» **Given instruction**
Wherever the string "level" appears, copy the whole line.

--- Source material ---

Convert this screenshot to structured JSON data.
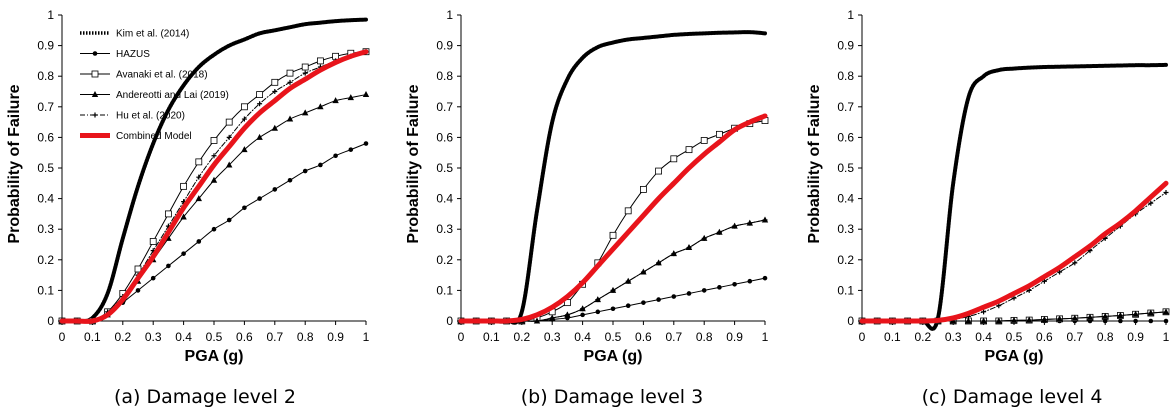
{
  "figure": {
    "legend": [
      {
        "key": "kim",
        "label": "Kim et al. (2014)"
      },
      {
        "key": "hazus",
        "label": "HAZUS"
      },
      {
        "key": "avanaki",
        "label": "Avanaki et al. (2018)"
      },
      {
        "key": "andreotti",
        "label": "Andereotti and Lai (2019)"
      },
      {
        "key": "hu",
        "label": "Hu et al. (2020)"
      },
      {
        "key": "combined",
        "label": "Combined Model"
      }
    ],
    "colors": {
      "combined": "#e8141b",
      "other": "#000000",
      "background": "#ffffff"
    }
  },
  "chart_data": [
    {
      "type": "line",
      "caption": "(a) Damage level 2",
      "xlabel": "PGA (g)",
      "ylabel": "Probability of Failure",
      "xlim": [
        0,
        1
      ],
      "ylim": [
        0,
        1
      ],
      "xticks": [
        "0",
        "0.1",
        "0.2",
        "0.3",
        "0.4",
        "0.5",
        "0.6",
        "0.7",
        "0.8",
        "0.9",
        "1"
      ],
      "yticks": [
        "0",
        "0.1",
        "0.2",
        "0.3",
        "0.4",
        "0.5",
        "0.6",
        "0.7",
        "0.8",
        "0.9",
        "1"
      ],
      "grid": false,
      "legend_position": "top-left",
      "x": [
        0,
        0.05,
        0.1,
        0.15,
        0.2,
        0.25,
        0.3,
        0.35,
        0.4,
        0.45,
        0.5,
        0.55,
        0.6,
        0.65,
        0.7,
        0.75,
        0.8,
        0.85,
        0.9,
        0.95,
        1.0
      ],
      "series": [
        {
          "name": "Kim et al. (2014)",
          "key": "kim",
          "values": [
            0,
            0,
            0.01,
            0.09,
            0.27,
            0.44,
            0.58,
            0.69,
            0.77,
            0.83,
            0.87,
            0.9,
            0.92,
            0.94,
            0.95,
            0.96,
            0.97,
            0.975,
            0.98,
            0.983,
            0.985
          ]
        },
        {
          "name": "HAZUS",
          "key": "hazus",
          "values": [
            0,
            0,
            0,
            0.02,
            0.06,
            0.1,
            0.14,
            0.18,
            0.22,
            0.26,
            0.3,
            0.33,
            0.37,
            0.4,
            0.43,
            0.46,
            0.49,
            0.51,
            0.54,
            0.56,
            0.58
          ]
        },
        {
          "name": "Avanaki et al. (2018)",
          "key": "avanaki",
          "values": [
            0,
            0,
            0,
            0.03,
            0.09,
            0.17,
            0.26,
            0.35,
            0.44,
            0.52,
            0.59,
            0.65,
            0.7,
            0.74,
            0.78,
            0.81,
            0.83,
            0.85,
            0.865,
            0.875,
            0.88
          ]
        },
        {
          "name": "Andereotti and Lai (2019)",
          "key": "andreotti",
          "values": [
            0,
            0,
            0,
            0.02,
            0.07,
            0.13,
            0.2,
            0.27,
            0.34,
            0.4,
            0.46,
            0.51,
            0.56,
            0.6,
            0.63,
            0.66,
            0.68,
            0.7,
            0.72,
            0.73,
            0.74
          ]
        },
        {
          "name": "Hu et al. (2020)",
          "key": "hu",
          "values": [
            0,
            0,
            0,
            0.03,
            0.08,
            0.15,
            0.23,
            0.31,
            0.39,
            0.47,
            0.54,
            0.6,
            0.66,
            0.71,
            0.75,
            0.78,
            0.81,
            0.83,
            0.85,
            0.865,
            0.88
          ]
        },
        {
          "name": "Combined Model",
          "key": "combined",
          "values": [
            0,
            0,
            0,
            0.02,
            0.07,
            0.14,
            0.21,
            0.29,
            0.37,
            0.44,
            0.51,
            0.57,
            0.63,
            0.68,
            0.72,
            0.76,
            0.79,
            0.82,
            0.845,
            0.865,
            0.88
          ]
        }
      ]
    },
    {
      "type": "line",
      "caption": "(b) Damage level 3",
      "xlabel": "PGA (g)",
      "ylabel": "Probability of Failure",
      "xlim": [
        0,
        1
      ],
      "ylim": [
        0,
        1
      ],
      "xticks": [
        "0",
        "0.1",
        "0.2",
        "0.3",
        "0.4",
        "0.5",
        "0.6",
        "0.7",
        "0.8",
        "0.9",
        "1"
      ],
      "yticks": [
        "0",
        "0.1",
        "0.2",
        "0.3",
        "0.4",
        "0.5",
        "0.6",
        "0.7",
        "0.8",
        "0.9",
        "1"
      ],
      "grid": false,
      "x": [
        0,
        0.05,
        0.1,
        0.15,
        0.2,
        0.25,
        0.3,
        0.35,
        0.4,
        0.45,
        0.5,
        0.55,
        0.6,
        0.65,
        0.7,
        0.75,
        0.8,
        0.85,
        0.9,
        0.95,
        1.0
      ],
      "series": [
        {
          "name": "Kim et al. (2014)",
          "key": "kim",
          "values": [
            0,
            0,
            0,
            0,
            0.03,
            0.36,
            0.65,
            0.79,
            0.86,
            0.895,
            0.91,
            0.92,
            0.925,
            0.93,
            0.935,
            0.938,
            0.94,
            0.942,
            0.943,
            0.944,
            0.94
          ]
        },
        {
          "name": "HAZUS",
          "key": "hazus",
          "values": [
            0,
            0,
            0,
            0,
            0,
            0,
            0.005,
            0.01,
            0.02,
            0.03,
            0.04,
            0.05,
            0.06,
            0.07,
            0.08,
            0.09,
            0.1,
            0.11,
            0.12,
            0.13,
            0.14
          ]
        },
        {
          "name": "Avanaki et al. (2018)",
          "key": "avanaki",
          "values": [
            0,
            0,
            0,
            0,
            0,
            0.01,
            0.03,
            0.06,
            0.12,
            0.19,
            0.28,
            0.36,
            0.43,
            0.49,
            0.53,
            0.56,
            0.59,
            0.61,
            0.63,
            0.645,
            0.655
          ]
        },
        {
          "name": "Andereotti and Lai (2019)",
          "key": "andreotti",
          "values": [
            0,
            0,
            0,
            0,
            0,
            0,
            0.01,
            0.02,
            0.04,
            0.07,
            0.1,
            0.13,
            0.16,
            0.19,
            0.22,
            0.24,
            0.27,
            0.29,
            0.31,
            0.32,
            0.33
          ]
        },
        {
          "name": "Hu et al. (2020)",
          "key": "hu",
          "values": [
            0,
            0,
            0,
            0,
            0,
            0,
            0.01,
            0.02,
            0.04,
            0.07,
            0.1,
            0.13,
            0.16,
            0.19,
            0.22,
            0.24,
            0.27,
            0.29,
            0.31,
            0.32,
            0.33
          ]
        },
        {
          "name": "Combined Model",
          "key": "combined",
          "values": [
            0,
            0,
            0,
            0,
            0.005,
            0.02,
            0.045,
            0.08,
            0.125,
            0.18,
            0.235,
            0.29,
            0.345,
            0.4,
            0.45,
            0.5,
            0.545,
            0.585,
            0.625,
            0.65,
            0.67
          ]
        }
      ]
    },
    {
      "type": "line",
      "caption": "(c) Damage level 4",
      "xlabel": "PGA (g)",
      "ylabel": "Probability of Failure",
      "xlim": [
        0,
        1
      ],
      "ylim": [
        0,
        1
      ],
      "xticks": [
        "0",
        "0.1",
        "0.2",
        "0.3",
        "0.4",
        "0.5",
        "0.6",
        "0.7",
        "0.8",
        "0.9",
        "1"
      ],
      "yticks": [
        "0",
        "0.1",
        "0.2",
        "0.3",
        "0.4",
        "0.5",
        "0.6",
        "0.7",
        "0.8",
        "0.9",
        "1"
      ],
      "grid": false,
      "x": [
        0,
        0.05,
        0.1,
        0.15,
        0.2,
        0.25,
        0.3,
        0.35,
        0.4,
        0.45,
        0.5,
        0.55,
        0.6,
        0.65,
        0.7,
        0.75,
        0.8,
        0.85,
        0.9,
        0.95,
        1.0
      ],
      "series": [
        {
          "name": "Kim et al. (2014)",
          "key": "kim",
          "values": [
            0,
            0,
            0,
            0,
            0,
            0.01,
            0.45,
            0.73,
            0.8,
            0.82,
            0.825,
            0.828,
            0.83,
            0.831,
            0.832,
            0.833,
            0.834,
            0.835,
            0.836,
            0.836,
            0.837
          ]
        },
        {
          "name": "HAZUS",
          "key": "hazus",
          "values": [
            0,
            0,
            0,
            0,
            0,
            0,
            0,
            0,
            0,
            0,
            0,
            0,
            0,
            0,
            0,
            0,
            0,
            0,
            0,
            0,
            0
          ]
        },
        {
          "name": "Avanaki et al. (2018)",
          "key": "avanaki",
          "values": [
            0,
            0,
            0,
            0,
            0,
            0,
            0,
            0,
            0,
            0,
            0.002,
            0.003,
            0.005,
            0.007,
            0.009,
            0.012,
            0.015,
            0.018,
            0.022,
            0.026,
            0.03
          ]
        },
        {
          "name": "Andereotti and Lai (2019)",
          "key": "andreotti",
          "values": [
            0,
            0,
            0,
            0,
            0,
            0,
            0,
            0,
            0,
            0,
            0.002,
            0.003,
            0.005,
            0.007,
            0.009,
            0.012,
            0.015,
            0.018,
            0.022,
            0.026,
            0.03
          ]
        },
        {
          "name": "Hu et al. (2020)",
          "key": "hu",
          "values": [
            0,
            0,
            0,
            0,
            0,
            0,
            0.005,
            0.015,
            0.03,
            0.05,
            0.075,
            0.1,
            0.13,
            0.16,
            0.19,
            0.23,
            0.27,
            0.31,
            0.35,
            0.385,
            0.42
          ]
        },
        {
          "name": "Combined Model",
          "key": "combined",
          "values": [
            0,
            0,
            0,
            0,
            0,
            0.002,
            0.01,
            0.025,
            0.045,
            0.065,
            0.09,
            0.115,
            0.145,
            0.175,
            0.21,
            0.245,
            0.285,
            0.32,
            0.36,
            0.405,
            0.45
          ]
        }
      ]
    }
  ]
}
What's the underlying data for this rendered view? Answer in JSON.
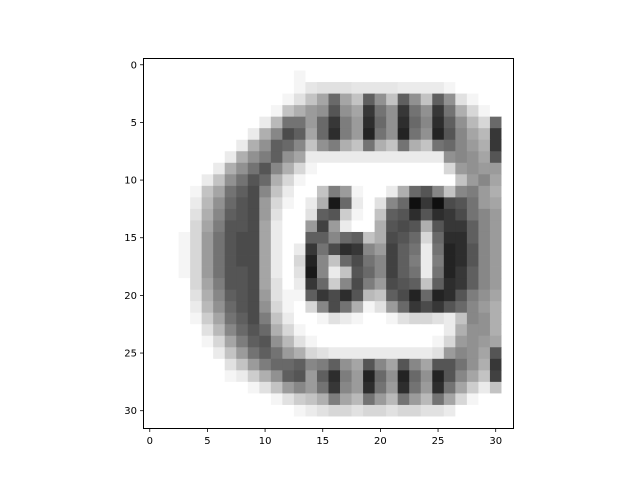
{
  "chart_data": {
    "type": "heatmap",
    "title": "",
    "xlabel": "",
    "ylabel": "",
    "xlim": [
      -0.5,
      31.5
    ],
    "ylim": [
      31.5,
      -0.5
    ],
    "x_ticks": [
      0,
      5,
      10,
      15,
      20,
      25,
      30
    ],
    "y_ticks": [
      0,
      5,
      10,
      15,
      20,
      25,
      30
    ],
    "colormap": "gray_r",
    "value_range": [
      0,
      255
    ],
    "grid": false,
    "values": [
      [
        0,
        0,
        0,
        0,
        0,
        0,
        0,
        0,
        0,
        0,
        0,
        0,
        0,
        0,
        0,
        0,
        0,
        0,
        0,
        0,
        0,
        0,
        0,
        0,
        0,
        0,
        0,
        0,
        0,
        0,
        0,
        0
      ],
      [
        0,
        0,
        0,
        0,
        0,
        0,
        0,
        0,
        0,
        0,
        0,
        0,
        0,
        10,
        0,
        0,
        0,
        0,
        0,
        0,
        0,
        0,
        0,
        0,
        0,
        0,
        0,
        0,
        0,
        0,
        0,
        0
      ],
      [
        0,
        0,
        0,
        0,
        0,
        0,
        0,
        0,
        0,
        0,
        0,
        0,
        0,
        10,
        25,
        30,
        30,
        30,
        25,
        25,
        25,
        25,
        20,
        20,
        20,
        20,
        10,
        0,
        0,
        0,
        0,
        0
      ],
      [
        0,
        0,
        0,
        0,
        0,
        0,
        0,
        0,
        0,
        0,
        0,
        0,
        10,
        30,
        60,
        90,
        150,
        90,
        60,
        160,
        110,
        60,
        160,
        110,
        60,
        160,
        110,
        30,
        10,
        0,
        0,
        0
      ],
      [
        0,
        0,
        0,
        0,
        0,
        0,
        0,
        0,
        0,
        0,
        0,
        10,
        60,
        80,
        100,
        110,
        170,
        110,
        90,
        200,
        140,
        110,
        200,
        140,
        110,
        200,
        140,
        80,
        40,
        10,
        0,
        0
      ],
      [
        0,
        0,
        0,
        0,
        0,
        0,
        0,
        0,
        0,
        0,
        20,
        70,
        140,
        140,
        100,
        150,
        200,
        130,
        100,
        210,
        150,
        110,
        210,
        150,
        120,
        210,
        160,
        110,
        70,
        40,
        150,
        0
      ],
      [
        0,
        0,
        0,
        0,
        0,
        0,
        0,
        0,
        0,
        20,
        80,
        120,
        180,
        160,
        90,
        150,
        210,
        130,
        100,
        220,
        140,
        110,
        220,
        140,
        110,
        220,
        170,
        120,
        90,
        70,
        200,
        0
      ],
      [
        0,
        0,
        0,
        0,
        0,
        0,
        0,
        0,
        20,
        80,
        110,
        160,
        150,
        120,
        60,
        110,
        130,
        80,
        60,
        140,
        80,
        60,
        140,
        80,
        60,
        140,
        150,
        120,
        100,
        80,
        200,
        0
      ],
      [
        0,
        0,
        0,
        0,
        0,
        0,
        0,
        20,
        80,
        110,
        130,
        160,
        110,
        90,
        20,
        20,
        20,
        20,
        20,
        20,
        20,
        20,
        20,
        20,
        20,
        20,
        110,
        120,
        110,
        90,
        170,
        0
      ],
      [
        0,
        0,
        0,
        0,
        0,
        0,
        20,
        80,
        110,
        140,
        170,
        120,
        80,
        40,
        10,
        0,
        0,
        0,
        0,
        0,
        0,
        0,
        0,
        0,
        0,
        0,
        40,
        100,
        110,
        100,
        100,
        0
      ],
      [
        0,
        0,
        0,
        0,
        0,
        20,
        60,
        110,
        140,
        170,
        150,
        80,
        40,
        10,
        0,
        0,
        0,
        0,
        0,
        0,
        0,
        0,
        0,
        0,
        0,
        0,
        0,
        60,
        100,
        120,
        90,
        0
      ],
      [
        0,
        0,
        0,
        0,
        10,
        60,
        90,
        140,
        160,
        180,
        120,
        60,
        20,
        0,
        0,
        60,
        130,
        100,
        10,
        0,
        0,
        20,
        80,
        150,
        170,
        120,
        60,
        120,
        130,
        100,
        80,
        0
      ],
      [
        0,
        0,
        0,
        0,
        20,
        70,
        110,
        150,
        170,
        180,
        100,
        40,
        10,
        0,
        20,
        80,
        230,
        150,
        20,
        0,
        30,
        120,
        150,
        240,
        200,
        240,
        180,
        170,
        140,
        100,
        90,
        0
      ],
      [
        0,
        0,
        0,
        0,
        30,
        80,
        120,
        160,
        170,
        180,
        100,
        30,
        0,
        0,
        30,
        160,
        170,
        50,
        10,
        0,
        60,
        160,
        170,
        210,
        170,
        210,
        200,
        180,
        140,
        120,
        100,
        0
      ],
      [
        0,
        0,
        0,
        0,
        40,
        90,
        130,
        170,
        170,
        180,
        90,
        20,
        0,
        0,
        100,
        190,
        100,
        20,
        0,
        0,
        80,
        170,
        180,
        170,
        80,
        170,
        200,
        200,
        160,
        120,
        100,
        0
      ],
      [
        0,
        0,
        0,
        10,
        40,
        100,
        140,
        170,
        180,
        180,
        90,
        20,
        0,
        0,
        160,
        160,
        120,
        150,
        160,
        60,
        80,
        180,
        170,
        150,
        40,
        150,
        210,
        210,
        160,
        120,
        100,
        0
      ],
      [
        0,
        0,
        0,
        10,
        40,
        100,
        140,
        170,
        180,
        180,
        90,
        20,
        0,
        20,
        200,
        140,
        180,
        210,
        200,
        120,
        100,
        190,
        160,
        140,
        20,
        140,
        220,
        210,
        170,
        120,
        100,
        0
      ],
      [
        0,
        0,
        0,
        10,
        40,
        100,
        140,
        170,
        180,
        180,
        90,
        20,
        0,
        40,
        220,
        120,
        60,
        150,
        180,
        140,
        120,
        190,
        160,
        130,
        20,
        130,
        220,
        210,
        170,
        120,
        100,
        0
      ],
      [
        0,
        0,
        0,
        10,
        40,
        100,
        140,
        170,
        170,
        180,
        90,
        20,
        0,
        30,
        230,
        120,
        20,
        60,
        170,
        150,
        120,
        190,
        160,
        140,
        20,
        140,
        220,
        200,
        160,
        120,
        100,
        0
      ],
      [
        0,
        0,
        0,
        0,
        40,
        90,
        130,
        170,
        170,
        180,
        90,
        30,
        0,
        20,
        200,
        150,
        50,
        120,
        180,
        130,
        100,
        180,
        170,
        160,
        60,
        160,
        210,
        200,
        160,
        120,
        100,
        0
      ],
      [
        0,
        0,
        0,
        0,
        30,
        80,
        120,
        160,
        170,
        180,
        100,
        30,
        10,
        10,
        160,
        200,
        180,
        210,
        170,
        70,
        60,
        160,
        180,
        220,
        150,
        220,
        210,
        170,
        130,
        110,
        90,
        0
      ],
      [
        0,
        0,
        0,
        0,
        20,
        70,
        110,
        150,
        170,
        180,
        110,
        40,
        10,
        0,
        40,
        120,
        180,
        140,
        80,
        10,
        30,
        100,
        150,
        200,
        180,
        200,
        170,
        150,
        120,
        100,
        80,
        0
      ],
      [
        0,
        0,
        0,
        0,
        10,
        50,
        90,
        140,
        160,
        180,
        130,
        60,
        20,
        0,
        0,
        10,
        30,
        20,
        10,
        0,
        0,
        10,
        30,
        40,
        40,
        30,
        20,
        60,
        120,
        110,
        80,
        0
      ],
      [
        0,
        0,
        0,
        0,
        0,
        30,
        70,
        120,
        150,
        170,
        150,
        80,
        40,
        10,
        0,
        0,
        0,
        0,
        0,
        0,
        0,
        0,
        0,
        0,
        0,
        0,
        20,
        80,
        110,
        110,
        80,
        0
      ],
      [
        0,
        0,
        0,
        0,
        0,
        10,
        40,
        90,
        130,
        160,
        170,
        110,
        70,
        30,
        10,
        0,
        0,
        0,
        0,
        0,
        0,
        0,
        0,
        0,
        0,
        10,
        40,
        100,
        110,
        100,
        90,
        0
      ],
      [
        0,
        0,
        0,
        0,
        0,
        0,
        20,
        60,
        100,
        140,
        160,
        140,
        100,
        80,
        40,
        30,
        20,
        20,
        20,
        20,
        20,
        20,
        20,
        20,
        20,
        30,
        100,
        120,
        110,
        90,
        170,
        0
      ],
      [
        0,
        0,
        0,
        0,
        0,
        0,
        0,
        30,
        60,
        100,
        130,
        150,
        150,
        160,
        120,
        130,
        160,
        110,
        90,
        170,
        120,
        90,
        170,
        120,
        90,
        170,
        170,
        140,
        110,
        80,
        200,
        0
      ],
      [
        0,
        0,
        0,
        0,
        0,
        0,
        0,
        10,
        20,
        50,
        80,
        110,
        160,
        170,
        100,
        160,
        210,
        130,
        100,
        220,
        150,
        110,
        220,
        150,
        110,
        220,
        170,
        120,
        90,
        60,
        190,
        0
      ],
      [
        0,
        0,
        0,
        0,
        0,
        0,
        0,
        0,
        0,
        10,
        30,
        60,
        100,
        120,
        100,
        140,
        200,
        120,
        100,
        210,
        140,
        100,
        210,
        140,
        100,
        210,
        140,
        90,
        50,
        20,
        60,
        0
      ],
      [
        0,
        0,
        0,
        0,
        0,
        0,
        0,
        0,
        0,
        0,
        0,
        10,
        30,
        50,
        60,
        80,
        130,
        90,
        70,
        140,
        100,
        70,
        140,
        100,
        70,
        140,
        90,
        40,
        10,
        0,
        0,
        0
      ],
      [
        0,
        0,
        0,
        0,
        0,
        0,
        0,
        0,
        0,
        0,
        0,
        0,
        0,
        10,
        20,
        30,
        40,
        40,
        30,
        40,
        40,
        30,
        40,
        40,
        30,
        30,
        20,
        0,
        0,
        0,
        0,
        0
      ],
      [
        0,
        0,
        0,
        0,
        0,
        0,
        0,
        0,
        0,
        0,
        0,
        0,
        0,
        0,
        0,
        0,
        0,
        0,
        0,
        0,
        0,
        0,
        0,
        0,
        0,
        0,
        0,
        0,
        0,
        0,
        0,
        0
      ]
    ]
  }
}
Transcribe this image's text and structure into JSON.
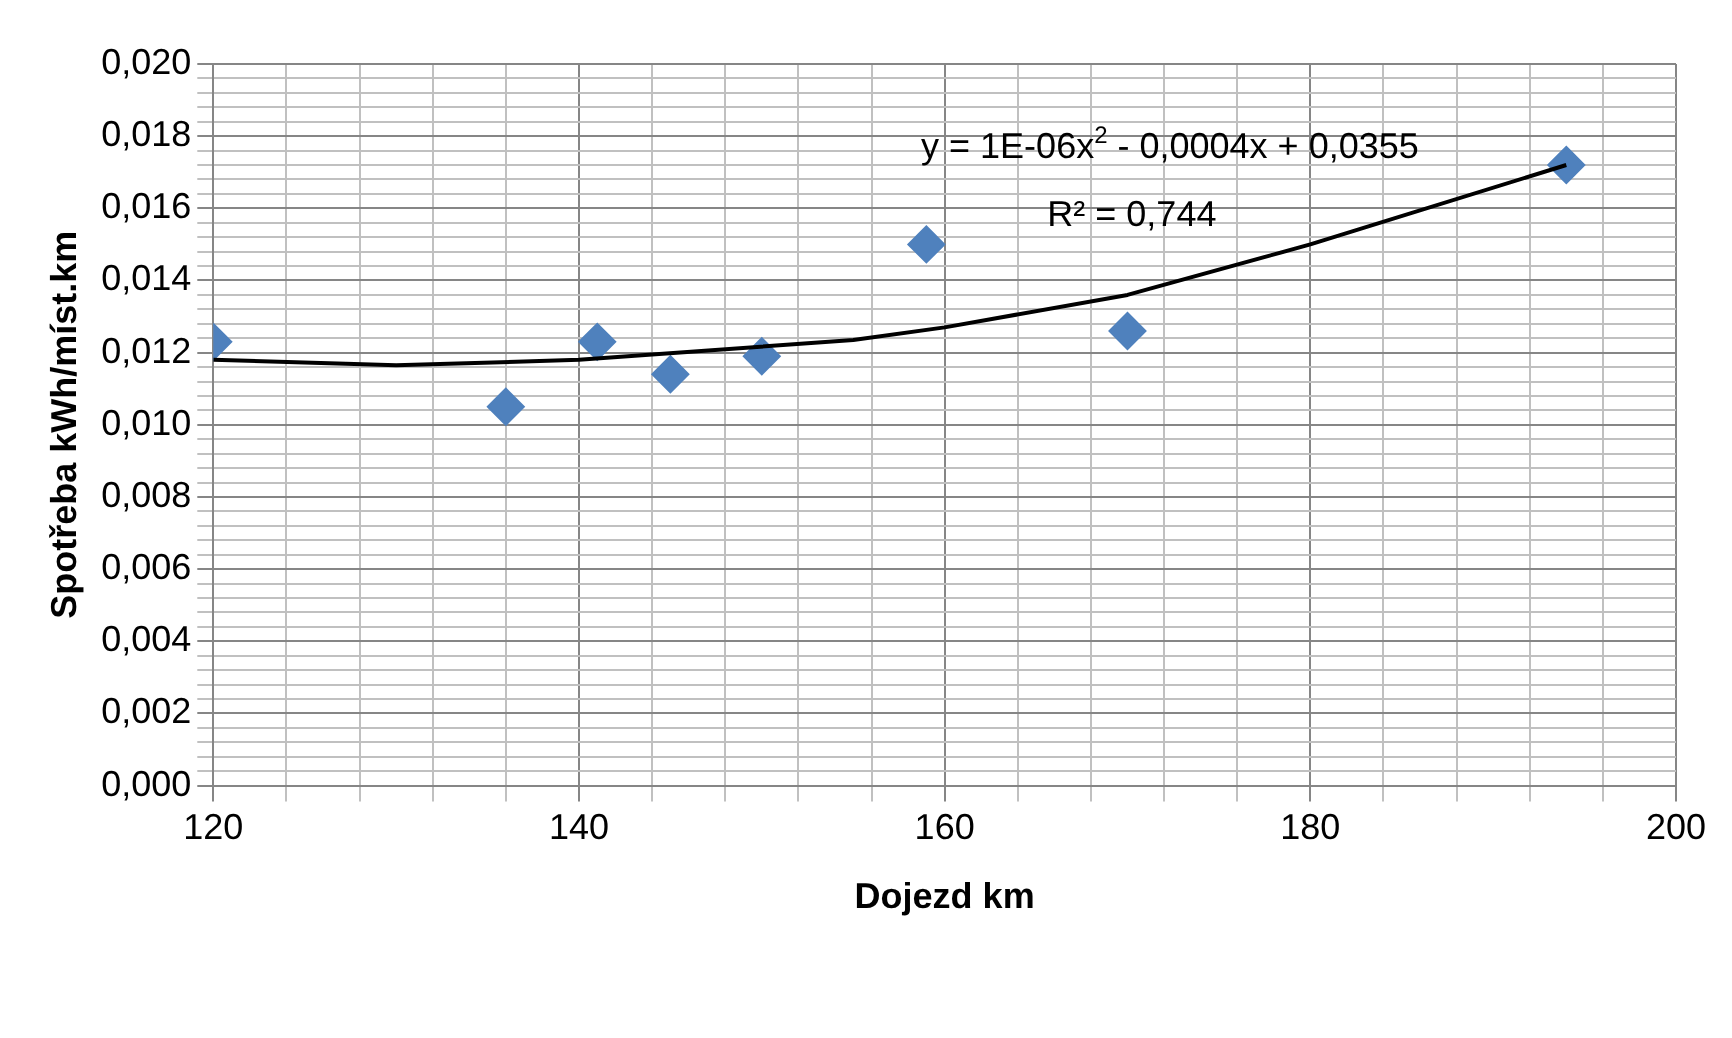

---

» **Written response**
      "caption": "(a) Damage level 2",
      "caption": "(b) Damage level 3",
      "caption": "(c) Damage level 4",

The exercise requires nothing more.